Extract and list every line that contains the word "Duration".

Entries shown start

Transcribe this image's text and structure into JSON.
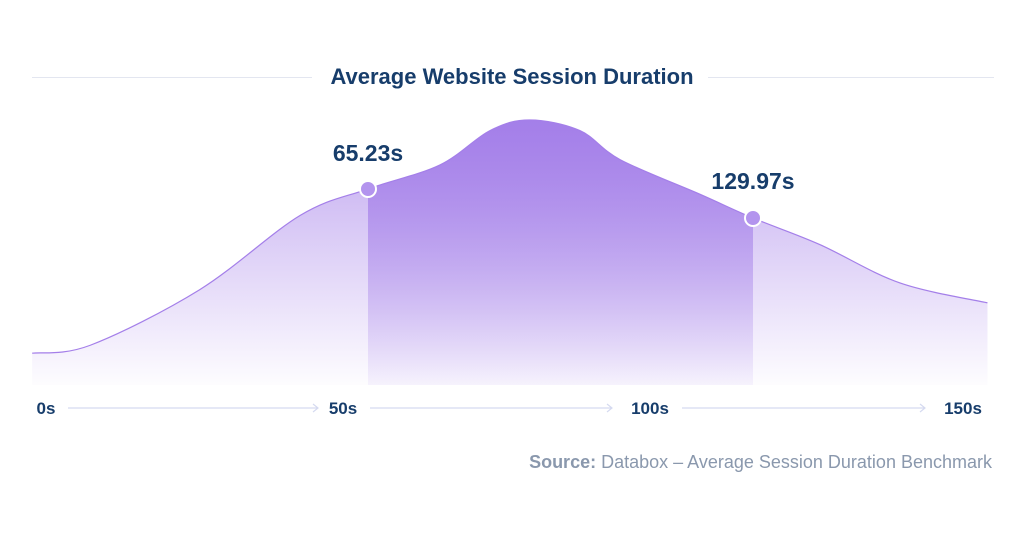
{
  "chart_data": {
    "type": "area",
    "title": "Average Website Session Duration",
    "xlabel": "",
    "ylabel": "",
    "x_ticks": [
      "0s",
      "50s",
      "100s",
      "150s"
    ],
    "xlim": [
      0,
      150
    ],
    "grid": false,
    "curve": {
      "x": [
        -2.1,
        7.4,
        25.3,
        41.7,
        52.8,
        64.5,
        72.7,
        79.2,
        87.4,
        94,
        107,
        115.7,
        126.6,
        139.7,
        154
      ],
      "y": [
        12,
        15,
        36,
        64,
        74,
        83,
        96,
        100,
        96,
        85,
        72,
        63,
        53,
        38.5,
        31
      ]
    },
    "annotations": [
      {
        "label": "65.23s",
        "value": 65.23
      },
      {
        "label": "129.97s",
        "value": 129.97
      }
    ],
    "highlight_range": [
      65.23,
      129.97
    ],
    "colors": {
      "fill": "#a47fe9",
      "line": "#a47fe9",
      "text": "#173d6b"
    }
  },
  "source": {
    "prefix": "Source:",
    "text": " Databox – Average Session Duration Benchmark"
  }
}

Entries shown end

### Output of the exercise:
    "title": "Average Website Session Duration",
    "text": " Databox – Average Session Duration Benchmark"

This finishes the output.